--- BEGIN ---
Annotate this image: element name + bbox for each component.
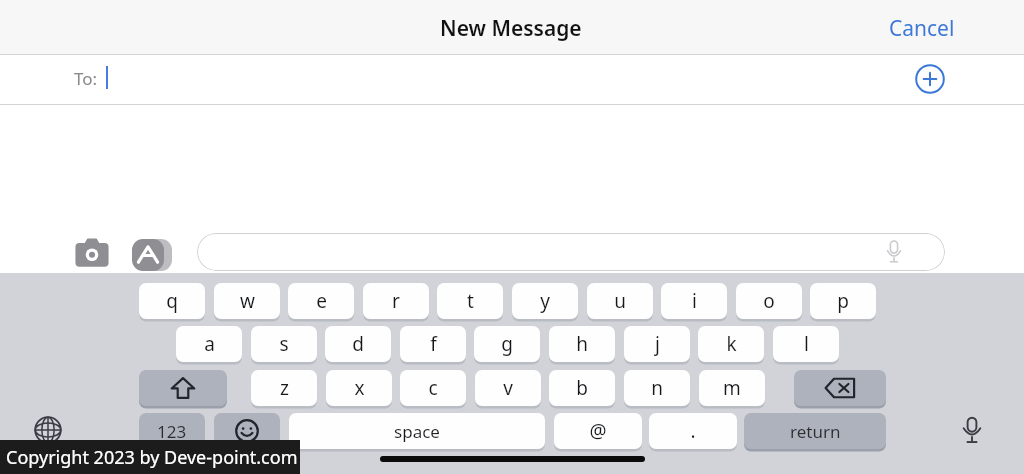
button[interactable]: u [587,283,653,319]
button[interactable]: Dictate [954,412,990,448]
staticText: l [804,331,809,357]
staticText: j [655,331,660,357]
button[interactable]: x [326,370,392,406]
staticText: Cancel [889,14,955,43]
button[interactable]: o [736,283,802,319]
staticText: b [576,375,588,401]
button[interactable]: Change keyboard [30,412,66,448]
button[interactable]: g [474,326,540,362]
button[interactable]: . [649,413,737,449]
staticText: To: [74,67,98,90]
button[interactable]: h [549,326,615,362]
button[interactable]: Backspace [794,370,886,406]
staticText: q [166,288,178,314]
button[interactable]: s [251,326,317,362]
button[interactable]: i [661,283,727,319]
button[interactable]: m [699,370,765,406]
staticText: v [503,375,513,401]
staticText: g [501,331,513,357]
staticText: d [352,331,364,357]
button[interactable]: y [512,283,578,319]
button[interactable]: @ [554,413,642,449]
staticText: c [428,375,438,401]
staticText: x [354,375,365,401]
staticText: New Message [440,14,582,43]
button[interactable] [197,233,945,271]
staticText: m [723,375,741,401]
button[interactable]: Camera [72,233,112,273]
button[interactable]: e [288,283,354,319]
staticText: u [614,288,626,314]
staticText: Copyright 2023 by Deve-point.com [6,445,298,470]
staticText: r [392,288,400,314]
staticText: n [651,375,663,401]
button[interactable]: r [363,283,429,319]
staticText: return [790,420,841,443]
button[interactable]: 123 [139,413,205,449]
button[interactable]: space [289,413,545,449]
staticText: a [204,331,215,357]
button[interactable]: w [214,283,280,319]
staticText: i [692,288,697,314]
staticText: t [467,288,474,314]
button[interactable]: c [400,370,466,406]
button[interactable]: Emoji [214,413,280,449]
button[interactable]: d [325,326,391,362]
staticText: . [690,418,696,444]
button[interactable]: t [437,283,503,319]
staticText: @ [589,418,607,444]
button[interactable]: f [400,326,466,362]
button[interactable]: b [549,370,615,406]
button[interactable]: Shift [139,370,227,406]
staticText: k [726,331,737,357]
button[interactable]: v [475,370,541,406]
staticText: space [394,420,440,443]
staticText: y [540,288,550,314]
staticText: 123 [157,420,187,443]
button[interactable]: Cancel [872,10,972,46]
button[interactable]: l [773,326,839,362]
staticText: s [279,331,289,357]
button[interactable]: Add contact [912,61,948,97]
button[interactable]: return [744,413,886,449]
button[interactable]: App Store [130,233,174,277]
button[interactable]: j [624,326,690,362]
staticText: z [280,375,289,401]
button[interactable]: z [251,370,317,406]
button[interactable]: q [139,283,205,319]
staticText: o [763,288,775,314]
staticText: e [316,288,327,314]
button[interactable] [0,55,1024,105]
staticText: w [240,288,255,314]
button[interactable]: n [624,370,690,406]
staticText: f [430,331,437,357]
button[interactable]: a [176,326,242,362]
staticText: h [576,331,588,357]
button[interactable]: p [810,283,876,319]
staticText: p [837,288,849,314]
button[interactable]: k [698,326,764,362]
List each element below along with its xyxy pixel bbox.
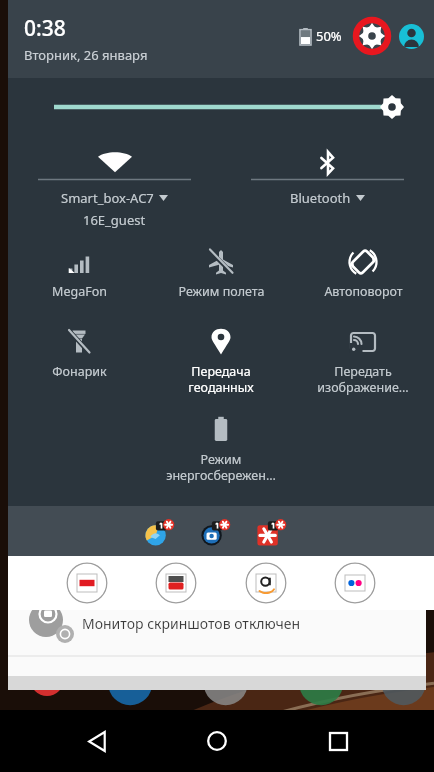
button[interactable]: Режим полета [150,243,292,323]
staticText: 50% [316,27,342,45]
button[interactable]: Yandex [66,562,108,604]
button[interactable]: Smart_box-AC7 [8,150,221,229]
staticText: Режим полета [178,283,265,300]
staticText: Монитор скриншотов отключен [82,614,301,633]
button[interactable]: Flickr [334,562,376,604]
staticText: 0:38 [24,14,66,43]
button[interactable]: Передать изображение… [292,323,434,411]
staticText: Фонарик [52,363,107,380]
staticText: Передача геоданных [188,363,254,395]
button[interactable]: Bluetooth [221,150,434,207]
staticText: Автоповорот [324,283,403,300]
button[interactable]: Home [193,717,241,765]
button[interactable]: Back [73,717,121,765]
button[interactable]: Recents [314,717,362,765]
button[interactable]: Режим энергосбережен… [150,411,292,499]
button[interactable]: Settings [353,17,391,55]
button[interactable]: MegaFon [8,243,150,323]
button[interactable]: Передача геоданных [150,323,292,411]
button[interactable]: Notification 2 [254,515,288,549]
button[interactable]: Фонарик [8,323,150,411]
staticText: Bluetooth [290,189,351,207]
button[interactable]: Notification 0 [142,515,176,549]
button[interactable]: YouTube [155,562,197,604]
button[interactable]: Amazon [245,562,287,604]
staticText: Вторник, 26 января [24,46,148,64]
button[interactable]: Автоповорот [292,243,434,323]
button[interactable]: Brightness [8,78,434,136]
staticText: MegaFon [52,283,107,300]
staticText: 16E_guest [83,211,146,229]
button[interactable]: Notification 1 [198,515,232,549]
button[interactable]: User profile [399,24,424,49]
staticText: Режим энергосбережен… [166,451,276,483]
staticText: Smart_box-AC7 [61,189,154,207]
staticText: Передать изображение… [317,363,409,395]
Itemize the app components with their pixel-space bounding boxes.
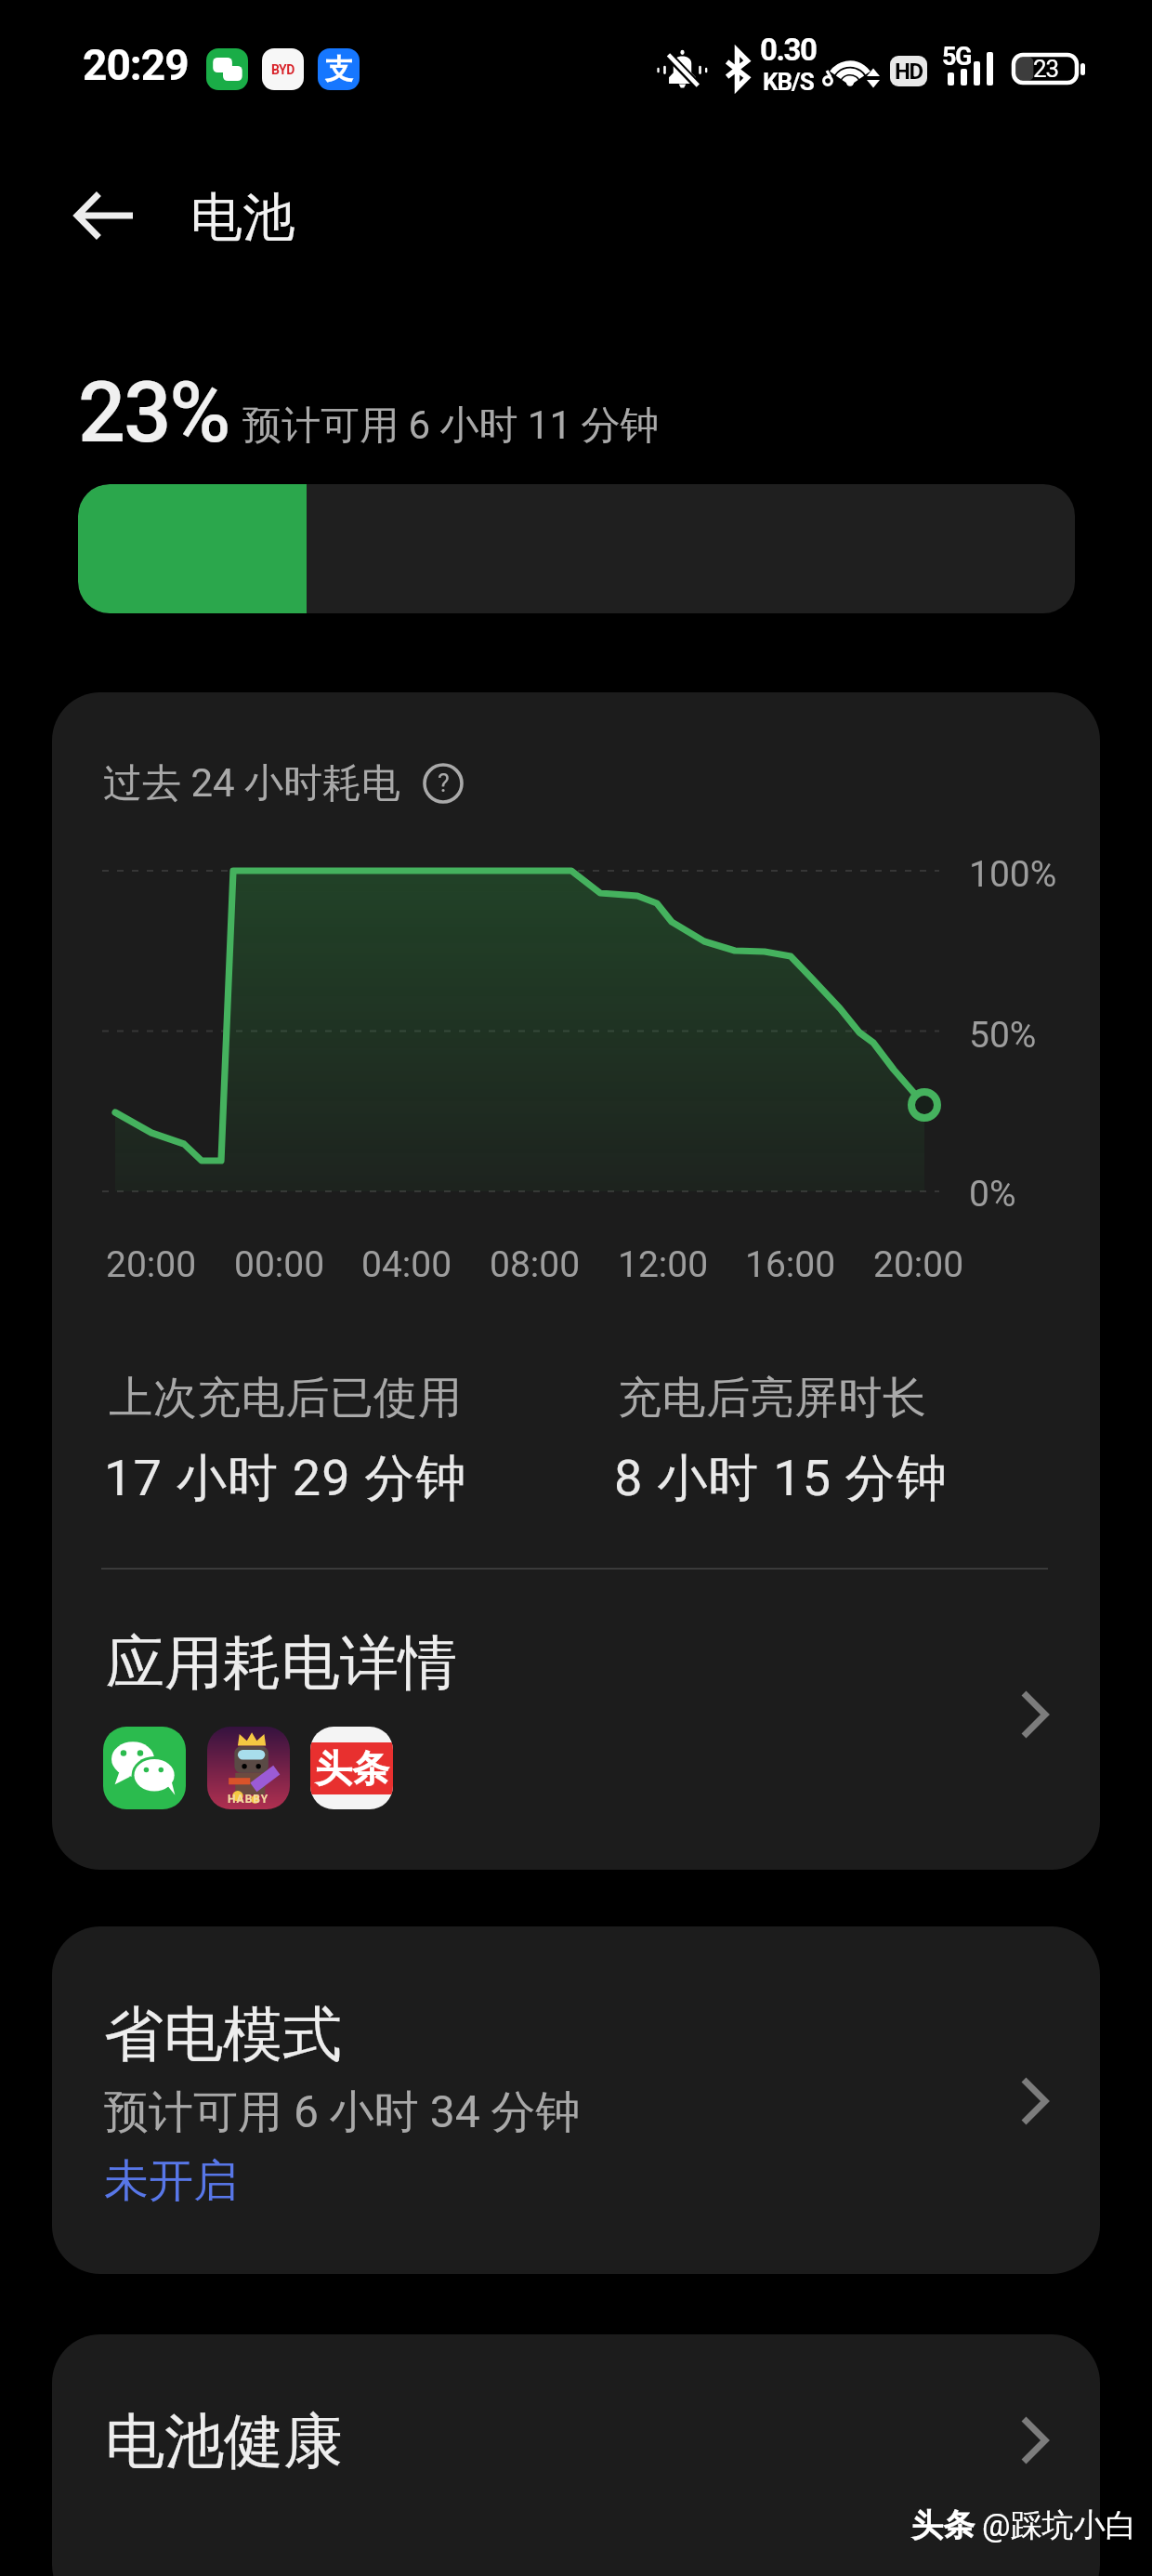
staticText: HD	[895, 59, 923, 85]
staticText: @踩坑小白	[982, 2505, 1137, 2545]
staticText: 20:00	[873, 1243, 964, 1286]
staticText: 电池健康	[105, 2404, 343, 2479]
staticText: 应用耗电详情	[106, 1626, 457, 1700]
staticText: 00:00	[234, 1243, 325, 1286]
staticText: HABBY	[228, 1793, 269, 1806]
staticText: 未开启	[104, 2153, 238, 2209]
staticText: 0%	[969, 1173, 1016, 1216]
staticText: 08:00	[490, 1243, 581, 1286]
staticText: 过去 24 小时耗电	[103, 759, 401, 808]
staticText: 04:00	[361, 1243, 452, 1286]
staticText: 充电后亮屏时长	[618, 1371, 927, 1426]
staticText: 5G	[942, 42, 971, 72]
staticText: 50%	[969, 1014, 1037, 1057]
staticText: 预计可用 6 小时 34 分钟	[104, 2084, 581, 2140]
staticText: 支	[325, 52, 353, 87]
staticText: 0.30	[760, 32, 817, 68]
staticText: 23	[1033, 55, 1059, 83]
staticText: 16:00	[745, 1243, 836, 1286]
button[interactable]: Help	[421, 761, 465, 806]
staticText: 17 小时 29 分钟	[104, 1447, 467, 1510]
staticText: 8 小时 15 分钟	[614, 1447, 949, 1510]
staticText: 电池	[190, 185, 295, 251]
staticText: 20:29	[83, 40, 189, 90]
button[interactable]: 电池健康	[52, 2334, 1100, 2576]
staticText: 12:00	[618, 1243, 709, 1286]
staticText: 头条	[315, 1745, 389, 1792]
staticText: 20:00	[106, 1243, 197, 1286]
staticText: KB/S	[763, 68, 814, 96]
button[interactable]: 应用耗电详情	[52, 1603, 1100, 1870]
staticText: 上次充电后已使用	[109, 1371, 462, 1426]
staticText: ?	[438, 769, 450, 798]
staticText: BYD	[271, 62, 295, 77]
staticText: 省电模式	[104, 1997, 342, 2072]
staticText: 23%	[78, 364, 229, 462]
staticText: 头条	[911, 2505, 975, 2545]
staticText: 100%	[969, 853, 1057, 896]
button[interactable]: 省电模式	[52, 1926, 1100, 2274]
staticText: 预计可用 6 小时 11 分钟	[242, 401, 660, 451]
button[interactable]: Back	[61, 173, 147, 258]
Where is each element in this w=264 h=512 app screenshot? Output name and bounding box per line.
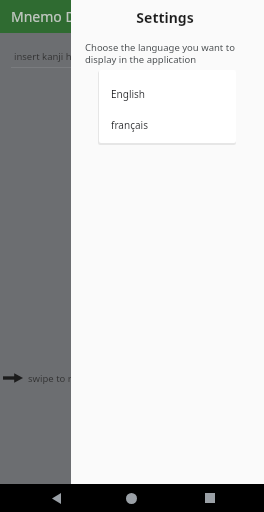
--- END ---
Problem to solve>
Reproduce every line of the listing above word for word, leaving out the pictures.

Full answer>
Annotate this image: element name + bbox for each component.
button[interactable]: u [587,283,653,319]
button[interactable]: Dictate [954,412,990,448]
staticText: l [804,331,809,357]
staticText: j [655,331,660,357]
button[interactable]: x [326,370,392,406]
staticText: Cancel [889,14,955,43]
button[interactable]: o [736,283,802,319]
staticText: b [576,375,588,401]
button[interactable]: Change keyboard [30,412,66,448]
button[interactable]: g [474,326,540,362]
button[interactable]: . [649,413,737,449]
staticText: To: [74,67,98,90]
button[interactable]: h [549,326,615,362]
button[interactable]: Backspace [794,370,886,406]
staticText: q [166,288,178,314]
button[interactable]: s [251,326,317,362]
button[interactable]: i [661,283,727,319]
button[interactable]: m [699,370,765,406]
staticText: v [503,375,513,401]
staticText: g [501,331,513,357]
staticText: d [352,331,364,357]
button[interactable]: y [512,283,578,319]
button[interactable]: @ [554,413,642,449]
staticText: c [428,375,438,401]
staticText: x [354,375,365,401]
staticText: New Message [440,14,582,43]
button[interactable] [197,233,945,271]
staticText: m [723,375,741,401]
button[interactable]: Camera [72,233,112,273]
button[interactable]: e [288,283,354,319]
staticText: u [614,288,626,314]
staticText: Copyright 2023 by Deve-point.com [6,445,298,470]
staticText: r [392,288,400,314]
staticText: n [651,375,663,401]
button[interactable]: r [363,283,429,319]
staticText: return [790,420,841,443]
button[interactable]: 123 [139,413,205,449]
button[interactable]: space [289,413,545,449]
staticText: a [204,331,215,357]
button[interactable]: w [214,283,280,319]
staticText: i [692,288,697,314]
staticText: t [467,288,474,314]
button[interactable]: c [400,370,466,406]
button[interactable]: Emoji [214,413,280,449]
button[interactable]: d [325,326,391,362]
staticText: . [690,418,696,444]
button[interactable]: t [437,283,503,319]
staticText: @ [589,418,607,444]
button[interactable]: f [400,326,466,362]
button[interactable]: b [549,370,615,406]
button[interactable]: Shift [139,370,227,406]
staticText: k [726,331,737,357]
button[interactable]: v [475,370,541,406]
staticText: space [394,420,440,443]
staticText: y [540,288,550,314]
staticText: 123 [157,420,187,443]
button[interactable]: Cancel [872,10,972,46]
button[interactable]: l [773,326,839,362]
staticText: s [279,331,289,357]
button[interactable]: Add contact [912,61,948,97]
button[interactable]: return [744,413,886,449]
button[interactable]: App Store [130,233,174,277]
button[interactable]: j [624,326,690,362]
staticText: z [280,375,289,401]
button[interactable]: z [251,370,317,406]
button[interactable]: q [139,283,205,319]
staticText: o [763,288,775,314]
staticText: e [316,288,327,314]
button[interactable] [0,55,1024,105]
staticText: w [240,288,255,314]
button[interactable]: n [624,370,690,406]
staticText: f [430,331,437,357]
button[interactable]: a [176,326,242,362]
staticText: h [576,331,588,357]
button[interactable]: p [810,283,876,319]
staticText: p [837,288,849,314]
button[interactable]: k [698,326,764,362]
List each element below along with its xyxy pixel bbox.
button[interactable]: Режим полета [150,243,292,323]
staticText: 50% [316,27,342,45]
button[interactable]: Yandex [66,562,108,604]
button[interactable]: Smart_box-AC7 [8,150,221,229]
staticText: Режим полета [178,283,265,300]
staticText: Монитор скриншотов отключен [82,614,301,633]
button[interactable]: Flickr [334,562,376,604]
staticText: 0:38 [24,14,66,43]
button[interactable]: Передать изображение… [292,323,434,411]
staticText: Фонарик [52,363,107,380]
staticText: Передача геоданных [188,363,254,395]
button[interactable]: Bluetooth [221,150,434,207]
staticText: Автоповорот [324,283,403,300]
button[interactable]: Home [193,717,241,765]
button[interactable]: Back [73,717,121,765]
button[interactable]: Recents [314,717,362,765]
button[interactable]: Режим энергосбережен… [150,411,292,499]
button[interactable]: Settings [353,17,391,55]
button[interactable]: MegaFon [8,243,150,323]
button[interactable]: Передача геоданных [150,323,292,411]
button[interactable]: Notification 2 [254,515,288,549]
button[interactable]: Фонарик [8,323,150,411]
staticText: Bluetooth [290,189,351,207]
button[interactable]: Notification 0 [142,515,176,549]
button[interactable]: YouTube [155,562,197,604]
button[interactable]: Amazon [245,562,287,604]
staticText: Вторник, 26 января [24,46,148,64]
button[interactable]: Автоповорот [292,243,434,323]
button[interactable]: Brightness [8,78,434,136]
staticText: MegaFon [52,283,107,300]
staticText: 16E_guest [83,211,146,229]
button[interactable]: Notification 1 [198,515,232,549]
button[interactable]: User profile [399,24,424,49]
staticText: Режим энергосбережен… [166,451,276,483]
staticText: Smart_box-AC7 [61,189,154,207]
staticText: Передать изображение… [317,363,409,395]
Itemize the app components with their pixel-space bounding boxes.
staticText: HD	[895, 59, 923, 85]
staticText: @踩坑小白	[982, 2505, 1137, 2545]
staticText: 20:00	[873, 1243, 964, 1286]
staticText: 电池健康	[105, 2404, 343, 2479]
staticText: 应用耗电详情	[106, 1626, 457, 1700]
staticText: 00:00	[234, 1243, 325, 1286]
staticText: HABBY	[228, 1793, 269, 1806]
staticText: 未开启	[104, 2153, 238, 2209]
staticText: 0%	[969, 1173, 1016, 1216]
staticText: 08:00	[490, 1243, 581, 1286]
staticText: 过去 24 小时耗电	[103, 759, 401, 808]
staticText: 04:00	[361, 1243, 452, 1286]
staticText: 充电后亮屏时长	[618, 1371, 927, 1426]
staticText: 5G	[942, 42, 971, 72]
staticText: 50%	[969, 1014, 1037, 1057]
staticText: 预计可用 6 小时 34 分钟	[104, 2084, 581, 2140]
staticText: 支	[325, 52, 353, 87]
staticText: 0.30	[760, 32, 817, 68]
staticText: 23	[1033, 55, 1059, 83]
staticText: 16:00	[745, 1243, 836, 1286]
button[interactable]: Help	[421, 761, 465, 806]
staticText: 17 小时 29 分钟	[104, 1447, 467, 1510]
staticText: 8 小时 15 分钟	[614, 1447, 949, 1510]
staticText: 电池	[190, 185, 295, 251]
staticText: 20:29	[83, 40, 189, 90]
button[interactable]: 电池健康	[52, 2334, 1100, 2576]
staticText: 12:00	[618, 1243, 709, 1286]
staticText: 头条	[315, 1745, 389, 1792]
staticText: 20:00	[106, 1243, 197, 1286]
staticText: KB/S	[763, 68, 814, 96]
button[interactable]: 应用耗电详情	[52, 1603, 1100, 1870]
staticText: 上次充电后已使用	[109, 1371, 462, 1426]
staticText: ?	[438, 769, 450, 798]
staticText: BYD	[271, 62, 295, 77]
staticText: 省电模式	[104, 1997, 342, 2072]
staticText: 23%	[78, 364, 229, 462]
staticText: 头条	[911, 2505, 975, 2545]
staticText: 100%	[969, 853, 1057, 896]
button[interactable]: 省电模式	[52, 1926, 1100, 2274]
staticText: 预计可用 6 小时 11 分钟	[242, 401, 660, 451]
button[interactable]: Back	[61, 173, 147, 258]
Where is each element in this w=264 h=512 app screenshot? Output name and bounding box per line.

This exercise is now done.